Restate each entry word for word, leaving nothing out.
------ Excerpted data
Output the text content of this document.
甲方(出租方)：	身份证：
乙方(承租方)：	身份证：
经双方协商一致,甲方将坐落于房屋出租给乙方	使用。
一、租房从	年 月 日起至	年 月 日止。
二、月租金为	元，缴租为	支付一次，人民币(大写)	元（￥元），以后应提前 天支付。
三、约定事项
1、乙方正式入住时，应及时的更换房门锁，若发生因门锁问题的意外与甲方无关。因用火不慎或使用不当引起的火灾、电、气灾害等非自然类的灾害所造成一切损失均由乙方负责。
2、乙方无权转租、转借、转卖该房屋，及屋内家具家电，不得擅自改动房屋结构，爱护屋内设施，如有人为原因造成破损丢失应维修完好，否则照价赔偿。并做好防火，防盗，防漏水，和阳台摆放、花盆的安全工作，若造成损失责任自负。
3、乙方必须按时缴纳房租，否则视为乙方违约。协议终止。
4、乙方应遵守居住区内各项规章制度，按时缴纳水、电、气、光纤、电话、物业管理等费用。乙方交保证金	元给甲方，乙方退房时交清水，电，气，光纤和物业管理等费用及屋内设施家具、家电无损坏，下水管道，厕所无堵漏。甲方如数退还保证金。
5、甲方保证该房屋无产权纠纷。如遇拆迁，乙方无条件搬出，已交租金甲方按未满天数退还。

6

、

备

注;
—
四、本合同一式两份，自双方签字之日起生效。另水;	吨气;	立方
------------
The result ->
Output the text content of this document.
甲方(出租方)：	身份证：
乙方(承租方)：	身份证：
经双方协商一致,甲方将坐落于房屋出租给乙方	使用。
一、租房从	年 月 日起至	年 月 日止。
二、月租金为	元，缴租为	支付一次，人民币(大写)	元（￥元），以后应提前 天支付。
三、约定事项
1、乙方正式入住时，应及时的更换房门锁，若发生因门锁问题的意外与甲方无关。因用火不慎或使用不当引起的火灾、电、气灾害等非自然类的灾害所造成一切损失均由乙方负责。
2、乙方无权转租、转借、转卖该房屋，及屋内家具家电，不得擅自改动房屋结构，爱护屋内设施，如有人为原因造成破损丢失应维修完好，否则照价赔偿。并做好防火，防盗，防漏水，和阳台摆放、花盆的安全工作，若造成损失责任自负。
3、乙方必须按时缴纳房租，否则视为乙方违约。协议终止。
4、乙方应遵守居住区内各项规章制度，按时缴纳水、电、气、光纤、电话、物业管理等费用。乙方交保证金	元给甲方，乙方退房时交清水，电，气，光纤和物业管理等费用及屋内设施家具、家电无损坏，下水管道，厕所无堵漏。甲方如数退还保证金。
5、甲方保证该房屋无产权纠纷。如遇拆迁，乙方无条件搬出，已交租金甲方按未满天数退还。

6

、

备

注;
—
四、本合同一式两份，自双方签字之日起生效。另水;	吨气;	立方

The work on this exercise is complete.